Records for this exercise →

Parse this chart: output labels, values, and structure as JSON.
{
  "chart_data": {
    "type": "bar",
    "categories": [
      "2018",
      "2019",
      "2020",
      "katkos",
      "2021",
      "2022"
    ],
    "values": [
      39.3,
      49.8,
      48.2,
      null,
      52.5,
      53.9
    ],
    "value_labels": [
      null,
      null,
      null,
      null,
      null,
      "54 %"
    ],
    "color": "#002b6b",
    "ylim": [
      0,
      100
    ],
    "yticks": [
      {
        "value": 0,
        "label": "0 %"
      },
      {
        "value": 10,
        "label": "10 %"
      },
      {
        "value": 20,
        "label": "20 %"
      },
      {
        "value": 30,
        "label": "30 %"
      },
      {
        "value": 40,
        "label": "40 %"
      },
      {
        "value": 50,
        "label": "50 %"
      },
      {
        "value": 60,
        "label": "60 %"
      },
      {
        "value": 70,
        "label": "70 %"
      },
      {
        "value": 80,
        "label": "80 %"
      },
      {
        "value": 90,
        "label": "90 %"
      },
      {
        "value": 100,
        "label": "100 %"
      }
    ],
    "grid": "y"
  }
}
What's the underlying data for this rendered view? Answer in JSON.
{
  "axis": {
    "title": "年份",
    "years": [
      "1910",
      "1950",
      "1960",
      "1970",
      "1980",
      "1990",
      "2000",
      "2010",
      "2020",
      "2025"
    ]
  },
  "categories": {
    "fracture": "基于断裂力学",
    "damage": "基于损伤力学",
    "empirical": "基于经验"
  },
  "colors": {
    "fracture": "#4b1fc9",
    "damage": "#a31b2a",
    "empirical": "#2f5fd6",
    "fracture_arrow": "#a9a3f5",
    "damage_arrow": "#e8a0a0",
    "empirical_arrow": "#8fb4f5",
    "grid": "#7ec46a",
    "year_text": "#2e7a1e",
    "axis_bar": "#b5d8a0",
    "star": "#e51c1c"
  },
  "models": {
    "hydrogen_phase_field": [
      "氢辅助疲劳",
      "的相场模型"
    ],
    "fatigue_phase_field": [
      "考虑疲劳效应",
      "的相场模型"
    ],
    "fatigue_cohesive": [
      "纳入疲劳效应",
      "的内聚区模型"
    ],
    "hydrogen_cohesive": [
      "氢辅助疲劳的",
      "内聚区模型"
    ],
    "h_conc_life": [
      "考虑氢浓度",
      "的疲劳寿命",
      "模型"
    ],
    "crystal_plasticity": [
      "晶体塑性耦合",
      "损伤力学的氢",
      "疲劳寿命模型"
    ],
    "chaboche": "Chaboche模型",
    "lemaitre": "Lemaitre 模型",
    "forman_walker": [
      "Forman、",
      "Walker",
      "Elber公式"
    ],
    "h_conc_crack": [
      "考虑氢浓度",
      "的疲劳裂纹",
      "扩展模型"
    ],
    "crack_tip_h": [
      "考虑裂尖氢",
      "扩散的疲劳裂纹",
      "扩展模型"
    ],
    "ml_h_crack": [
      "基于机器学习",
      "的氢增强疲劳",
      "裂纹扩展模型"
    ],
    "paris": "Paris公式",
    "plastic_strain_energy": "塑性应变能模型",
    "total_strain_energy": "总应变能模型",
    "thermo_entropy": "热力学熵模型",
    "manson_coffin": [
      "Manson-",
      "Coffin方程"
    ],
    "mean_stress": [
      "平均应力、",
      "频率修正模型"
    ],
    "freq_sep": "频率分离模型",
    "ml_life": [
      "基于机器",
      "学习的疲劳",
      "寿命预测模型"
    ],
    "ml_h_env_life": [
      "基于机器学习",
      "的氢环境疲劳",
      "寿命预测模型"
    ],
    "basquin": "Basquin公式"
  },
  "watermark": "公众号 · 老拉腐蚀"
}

What this task involves →
Produce an exact copy of every entry above.

Exercise output →
Parse this chart: output labels, values, and structure as JSON.
{
  "chart_data": {
    "type": "bar",
    "categories": [
      "2018",
      "2019",
      "2020",
      "katkos",
      "2021",
      "2022"
    ],
    "values": [
      39.3,
      49.8,
      48.2,
      null,
      52.5,
      53.9
    ],
    "value_labels": [
      null,
      null,
      null,
      null,
      null,
      "54 %"
    ],
    "color": "#002b6b",
    "ylim": [
      0,
      100
    ],
    "yticks": [
      {
        "value": 0,
        "label": "0 %"
      },
      {
        "value": 10,
        "label": "10 %"
      },
      {
        "value": 20,
        "label": "20 %"
      },
      {
        "value": 30,
        "label": "30 %"
      },
      {
        "value": 40,
        "label": "40 %"
      },
      {
        "value": 50,
        "label": "50 %"
      },
      {
        "value": 60,
        "label": "60 %"
      },
      {
        "value": 70,
        "label": "70 %"
      },
      {
        "value": 80,
        "label": "80 %"
      },
      {
        "value": 90,
        "label": "90 %"
      },
      {
        "value": 100,
        "label": "100 %"
      }
    ],
    "grid": "y"
  }
}
What's the underlying data for this rendered view? Answer in JSON.
{
  "axis": {
    "title": "年份",
    "years": [
      "1910",
      "1950",
      "1960",
      "1970",
      "1980",
      "1990",
      "2000",
      "2010",
      "2020",
      "2025"
    ]
  },
  "categories": {
    "fracture": "基于断裂力学",
    "damage": "基于损伤力学",
    "empirical": "基于经验"
  },
  "colors": {
    "fracture": "#4b1fc9",
    "damage": "#a31b2a",
    "empirical": "#2f5fd6",
    "fracture_arrow": "#a9a3f5",
    "damage_arrow": "#e8a0a0",
    "empirical_arrow": "#8fb4f5",
    "grid": "#7ec46a",
    "year_text": "#2e7a1e",
    "axis_bar": "#b5d8a0",
    "star": "#e51c1c"
  },
  "models": {
    "hydrogen_phase_field": [
      "氢辅助疲劳",
      "的相场模型"
    ],
    "fatigue_phase_field": [
      "考虑疲劳效应",
      "的相场模型"
    ],
    "fatigue_cohesive": [
      "纳入疲劳效应",
      "的内聚区模型"
    ],
    "hydrogen_cohesive": [
      "氢辅助疲劳的",
      "内聚区模型"
    ],
    "h_conc_life": [
      "考虑氢浓度",
      "的疲劳寿命",
      "模型"
    ],
    "crystal_plasticity": [
      "晶体塑性耦合",
      "损伤力学的氢",
      "疲劳寿命模型"
    ],
    "chaboche": "Chaboche模型",
    "lemaitre": "Lemaitre 模型",
    "forman_walker": [
      "Forman、",
      "Walker",
      "Elber公式"
    ],
    "h_conc_crack": [
      "考虑氢浓度",
      "的疲劳裂纹",
      "扩展模型"
    ],
    "crack_tip_h": [
      "考虑裂尖氢",
      "扩散的疲劳裂纹",
      "扩展模型"
    ],
    "ml_h_crack": [
      "基于机器学习",
      "的氢增强疲劳",
      "裂纹扩展模型"
    ],
    "paris": "Paris公式",
    "plastic_strain_energy": "塑性应变能模型",
    "total_strain_energy": "总应变能模型",
    "thermo_entropy": "热力学熵模型",
    "manson_coffin": [
      "Manson-",
      "Coffin方程"
    ],
    "mean_stress": [
      "平均应力、",
      "频率修正模型"
    ],
    "freq_sep": "频率分离模型",
    "ml_life": [
      "基于机器",
      "学习的疲劳",
      "寿命预测模型"
    ],
    "ml_h_env_life": [
      "基于机器学习",
      "的氢环境疲劳",
      "寿命预测模型"
    ],
    "basquin": "Basquin公式"
  },
  "watermark": "公众号 · 老拉腐蚀"
}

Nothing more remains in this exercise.